* What needs to be done
Collect every line in the listing below that contains the string "level".

* Input records

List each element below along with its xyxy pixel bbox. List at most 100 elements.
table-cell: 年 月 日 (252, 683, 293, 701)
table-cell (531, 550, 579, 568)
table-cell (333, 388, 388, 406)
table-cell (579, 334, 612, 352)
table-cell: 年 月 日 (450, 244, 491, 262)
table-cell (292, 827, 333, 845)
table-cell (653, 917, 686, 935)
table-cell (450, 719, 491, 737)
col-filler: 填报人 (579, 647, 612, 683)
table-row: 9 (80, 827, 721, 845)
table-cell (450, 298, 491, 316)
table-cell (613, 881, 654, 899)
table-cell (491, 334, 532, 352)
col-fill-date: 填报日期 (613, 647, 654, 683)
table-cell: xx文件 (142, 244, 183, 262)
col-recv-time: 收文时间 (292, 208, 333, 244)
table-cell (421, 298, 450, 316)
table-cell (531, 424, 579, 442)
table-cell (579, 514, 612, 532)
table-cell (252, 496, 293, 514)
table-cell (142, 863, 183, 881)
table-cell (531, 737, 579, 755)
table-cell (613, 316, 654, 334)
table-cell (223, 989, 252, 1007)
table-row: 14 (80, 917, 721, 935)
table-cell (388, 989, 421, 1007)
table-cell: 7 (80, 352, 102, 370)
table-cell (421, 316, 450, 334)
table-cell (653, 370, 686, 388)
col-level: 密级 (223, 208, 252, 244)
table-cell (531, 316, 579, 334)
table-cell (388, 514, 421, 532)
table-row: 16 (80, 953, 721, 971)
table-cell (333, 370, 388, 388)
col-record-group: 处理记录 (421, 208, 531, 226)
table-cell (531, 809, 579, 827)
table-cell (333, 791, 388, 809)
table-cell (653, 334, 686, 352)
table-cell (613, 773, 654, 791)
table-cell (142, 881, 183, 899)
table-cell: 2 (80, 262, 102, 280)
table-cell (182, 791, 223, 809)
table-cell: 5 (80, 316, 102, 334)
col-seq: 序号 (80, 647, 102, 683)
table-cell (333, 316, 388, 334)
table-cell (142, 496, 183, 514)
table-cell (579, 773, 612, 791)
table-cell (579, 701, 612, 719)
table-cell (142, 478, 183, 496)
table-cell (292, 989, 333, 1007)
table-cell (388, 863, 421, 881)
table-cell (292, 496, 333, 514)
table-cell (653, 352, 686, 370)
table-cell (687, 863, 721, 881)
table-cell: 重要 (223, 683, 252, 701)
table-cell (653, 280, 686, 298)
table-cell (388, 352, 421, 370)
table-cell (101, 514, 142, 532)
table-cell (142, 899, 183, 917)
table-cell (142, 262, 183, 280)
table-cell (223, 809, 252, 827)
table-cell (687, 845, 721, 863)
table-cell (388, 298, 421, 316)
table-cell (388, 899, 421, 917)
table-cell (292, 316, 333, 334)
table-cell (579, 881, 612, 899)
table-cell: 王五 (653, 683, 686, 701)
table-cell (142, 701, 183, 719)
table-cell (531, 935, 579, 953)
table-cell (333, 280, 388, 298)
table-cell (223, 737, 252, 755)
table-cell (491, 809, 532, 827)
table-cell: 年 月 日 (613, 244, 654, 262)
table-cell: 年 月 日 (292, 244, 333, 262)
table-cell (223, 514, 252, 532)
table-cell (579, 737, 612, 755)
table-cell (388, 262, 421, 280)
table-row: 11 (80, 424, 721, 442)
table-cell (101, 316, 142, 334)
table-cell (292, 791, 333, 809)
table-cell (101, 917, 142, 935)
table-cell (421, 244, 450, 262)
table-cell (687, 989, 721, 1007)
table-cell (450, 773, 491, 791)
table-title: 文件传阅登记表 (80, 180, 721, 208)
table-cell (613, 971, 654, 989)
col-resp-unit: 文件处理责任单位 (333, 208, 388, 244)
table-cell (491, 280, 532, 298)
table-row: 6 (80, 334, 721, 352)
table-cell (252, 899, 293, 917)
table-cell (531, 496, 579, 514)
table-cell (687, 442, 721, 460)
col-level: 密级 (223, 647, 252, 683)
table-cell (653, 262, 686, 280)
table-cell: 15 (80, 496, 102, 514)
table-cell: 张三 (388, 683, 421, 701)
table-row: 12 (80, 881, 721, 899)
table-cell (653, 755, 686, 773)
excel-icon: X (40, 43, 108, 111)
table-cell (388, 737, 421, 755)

* Written solution
col-level: 密级 (223, 208, 252, 244)
col-level: 密级 (223, 647, 252, 683)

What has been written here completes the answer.